OBJECTIVE: Your task is to output all the records below, word for word.

INPUT FOR THIS TASK:
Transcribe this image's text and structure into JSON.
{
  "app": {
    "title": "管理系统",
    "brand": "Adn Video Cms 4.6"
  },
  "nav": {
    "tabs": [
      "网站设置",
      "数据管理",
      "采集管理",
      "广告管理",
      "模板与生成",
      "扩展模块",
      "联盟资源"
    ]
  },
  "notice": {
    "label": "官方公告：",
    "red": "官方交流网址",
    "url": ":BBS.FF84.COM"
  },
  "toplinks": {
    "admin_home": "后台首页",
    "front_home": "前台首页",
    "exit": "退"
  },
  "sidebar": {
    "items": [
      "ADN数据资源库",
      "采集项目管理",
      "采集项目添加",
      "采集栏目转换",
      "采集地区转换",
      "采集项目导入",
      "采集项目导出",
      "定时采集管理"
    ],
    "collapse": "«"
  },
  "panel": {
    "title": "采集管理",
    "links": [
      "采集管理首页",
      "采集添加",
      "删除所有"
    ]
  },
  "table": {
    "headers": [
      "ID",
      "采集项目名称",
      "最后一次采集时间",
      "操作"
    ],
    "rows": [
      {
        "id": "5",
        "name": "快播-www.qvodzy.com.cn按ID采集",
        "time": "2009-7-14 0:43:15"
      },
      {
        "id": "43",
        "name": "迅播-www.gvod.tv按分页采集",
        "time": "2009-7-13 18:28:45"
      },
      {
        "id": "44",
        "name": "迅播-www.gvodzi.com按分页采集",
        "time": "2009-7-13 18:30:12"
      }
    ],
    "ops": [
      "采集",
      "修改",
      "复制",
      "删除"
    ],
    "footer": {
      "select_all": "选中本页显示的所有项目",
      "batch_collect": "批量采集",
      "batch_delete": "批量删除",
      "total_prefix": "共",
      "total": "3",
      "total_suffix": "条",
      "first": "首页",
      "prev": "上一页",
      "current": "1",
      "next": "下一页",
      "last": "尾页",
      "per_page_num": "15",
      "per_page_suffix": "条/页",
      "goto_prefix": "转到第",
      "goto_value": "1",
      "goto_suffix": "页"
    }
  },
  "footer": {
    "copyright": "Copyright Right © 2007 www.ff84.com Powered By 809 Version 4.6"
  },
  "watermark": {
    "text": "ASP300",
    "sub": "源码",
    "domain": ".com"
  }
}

ANSWER FOR THE TASK:
Transcribe this image's text and structure into JSON.
{
  "app": {
    "title": "管理系统",
    "brand": "Adn Video Cms 4.6"
  },
  "nav": {
    "tabs": [
      "网站设置",
      "数据管理",
      "采集管理",
      "广告管理",
      "模板与生成",
      "扩展模块",
      "联盟资源"
    ]
  },
  "notice": {
    "label": "官方公告：",
    "red": "官方交流网址",
    "url": ":BBS.FF84.COM"
  },
  "toplinks": {
    "admin_home": "后台首页",
    "front_home": "前台首页",
    "exit": "退"
  },
  "sidebar": {
    "items": [
      "ADN数据资源库",
      "采集项目管理",
      "采集项目添加",
      "采集栏目转换",
      "采集地区转换",
      "采集项目导入",
      "采集项目导出",
      "定时采集管理"
    ],
    "collapse": "«"
  },
  "panel": {
    "title": "采集管理",
    "links": [
      "采集管理首页",
      "采集添加",
      "删除所有"
    ]
  },
  "table": {
    "headers": [
      "ID",
      "采集项目名称",
      "最后一次采集时间",
      "操作"
    ],
    "rows": [
      {
        "id": "5",
        "name": "快播-www.qvodzy.com.cn按ID采集",
        "time": "2009-7-14 0:43:15"
      },
      {
        "id": "43",
        "name": "迅播-www.gvod.tv按分页采集",
        "time": "2009-7-13 18:28:45"
      },
      {
        "id": "44",
        "name": "迅播-www.gvodzi.com按分页采集",
        "time": "2009-7-13 18:30:12"
      }
    ],
    "ops": [
      "采集",
      "修改",
      "复制",
      "删除"
    ],
    "footer": {
      "select_all": "选中本页显示的所有项目",
      "batch_collect": "批量采集",
      "batch_delete": "批量删除",
      "total_prefix": "共",
      "total": "3",
      "total_suffix": "条",
      "first": "首页",
      "prev": "上一页",
      "current": "1",
      "next": "下一页",
      "last": "尾页",
      "per_page_num": "15",
      "per_page_suffix": "条/页",
      "goto_prefix": "转到第",
      "goto_value": "1",
      "goto_suffix": "页"
    }
  },
  "footer": {
    "copyright": "Copyright Right © 2007 www.ff84.com Powered By 809 Version 4.6"
  },
  "watermark": {
    "text": "ASP300",
    "sub": "源码",
    "domain": ".com"
  }
}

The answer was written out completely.